EXERCISE GOAL: In the listing below, locate the lines bearing the word "title". Copy every one of them.

DATA FOR THIS EXERCISE:
========================
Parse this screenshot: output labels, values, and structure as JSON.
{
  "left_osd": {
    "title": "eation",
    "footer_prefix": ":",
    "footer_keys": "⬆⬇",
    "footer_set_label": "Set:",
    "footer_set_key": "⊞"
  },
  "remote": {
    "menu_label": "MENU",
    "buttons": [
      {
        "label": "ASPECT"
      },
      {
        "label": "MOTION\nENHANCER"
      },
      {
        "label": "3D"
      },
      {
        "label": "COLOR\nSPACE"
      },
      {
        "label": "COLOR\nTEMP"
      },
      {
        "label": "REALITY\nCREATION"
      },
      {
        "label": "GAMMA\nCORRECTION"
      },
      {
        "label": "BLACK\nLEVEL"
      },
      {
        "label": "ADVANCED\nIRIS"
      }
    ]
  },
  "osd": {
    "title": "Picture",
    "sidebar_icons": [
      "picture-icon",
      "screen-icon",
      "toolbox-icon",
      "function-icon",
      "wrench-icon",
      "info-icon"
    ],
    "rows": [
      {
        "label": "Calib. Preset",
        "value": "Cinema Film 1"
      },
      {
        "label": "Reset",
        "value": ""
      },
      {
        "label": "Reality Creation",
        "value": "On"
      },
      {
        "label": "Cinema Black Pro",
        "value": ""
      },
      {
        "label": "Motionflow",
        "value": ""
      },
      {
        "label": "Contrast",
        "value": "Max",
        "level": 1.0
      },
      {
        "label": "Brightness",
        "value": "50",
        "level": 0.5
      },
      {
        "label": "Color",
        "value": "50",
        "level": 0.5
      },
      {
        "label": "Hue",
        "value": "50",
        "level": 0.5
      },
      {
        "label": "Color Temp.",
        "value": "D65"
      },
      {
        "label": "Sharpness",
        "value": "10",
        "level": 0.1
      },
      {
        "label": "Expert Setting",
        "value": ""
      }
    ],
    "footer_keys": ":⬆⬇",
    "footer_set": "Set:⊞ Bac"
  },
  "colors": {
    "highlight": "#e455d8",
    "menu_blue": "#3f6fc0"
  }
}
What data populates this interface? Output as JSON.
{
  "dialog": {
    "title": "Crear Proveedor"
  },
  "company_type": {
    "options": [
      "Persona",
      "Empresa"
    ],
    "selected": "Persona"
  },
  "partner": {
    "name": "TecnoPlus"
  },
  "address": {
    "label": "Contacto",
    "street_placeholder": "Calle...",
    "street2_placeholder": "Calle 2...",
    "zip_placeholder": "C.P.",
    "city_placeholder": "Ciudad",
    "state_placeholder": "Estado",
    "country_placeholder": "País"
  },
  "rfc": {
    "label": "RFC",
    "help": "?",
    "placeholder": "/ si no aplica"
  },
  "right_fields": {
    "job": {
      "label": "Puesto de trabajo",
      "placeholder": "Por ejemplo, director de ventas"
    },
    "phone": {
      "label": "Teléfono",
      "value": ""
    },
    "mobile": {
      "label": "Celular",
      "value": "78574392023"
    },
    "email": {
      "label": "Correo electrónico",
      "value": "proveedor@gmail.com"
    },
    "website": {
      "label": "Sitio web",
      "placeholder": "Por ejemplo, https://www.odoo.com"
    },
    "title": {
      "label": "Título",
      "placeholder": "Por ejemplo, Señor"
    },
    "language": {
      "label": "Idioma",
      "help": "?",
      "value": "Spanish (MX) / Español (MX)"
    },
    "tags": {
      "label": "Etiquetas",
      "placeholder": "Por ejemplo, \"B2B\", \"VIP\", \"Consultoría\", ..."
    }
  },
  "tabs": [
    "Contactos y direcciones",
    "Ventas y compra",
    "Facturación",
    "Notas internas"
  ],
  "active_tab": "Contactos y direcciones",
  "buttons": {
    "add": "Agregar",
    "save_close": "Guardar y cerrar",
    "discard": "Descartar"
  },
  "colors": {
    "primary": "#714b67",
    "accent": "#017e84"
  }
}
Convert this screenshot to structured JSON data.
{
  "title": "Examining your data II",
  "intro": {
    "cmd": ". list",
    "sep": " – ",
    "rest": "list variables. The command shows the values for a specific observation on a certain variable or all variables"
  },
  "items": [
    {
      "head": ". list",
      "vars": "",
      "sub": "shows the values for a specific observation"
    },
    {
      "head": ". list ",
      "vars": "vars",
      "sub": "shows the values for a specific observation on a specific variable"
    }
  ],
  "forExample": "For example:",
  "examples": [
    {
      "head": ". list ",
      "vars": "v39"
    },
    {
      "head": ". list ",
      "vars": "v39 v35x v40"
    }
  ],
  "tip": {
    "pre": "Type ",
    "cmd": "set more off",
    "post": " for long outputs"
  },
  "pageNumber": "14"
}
========================
TASK ANSWER:
    "title": "eation",
    "title": "Picture",
    "title": "Crear Proveedor"
    "title": {
  "title": "Examining your data II",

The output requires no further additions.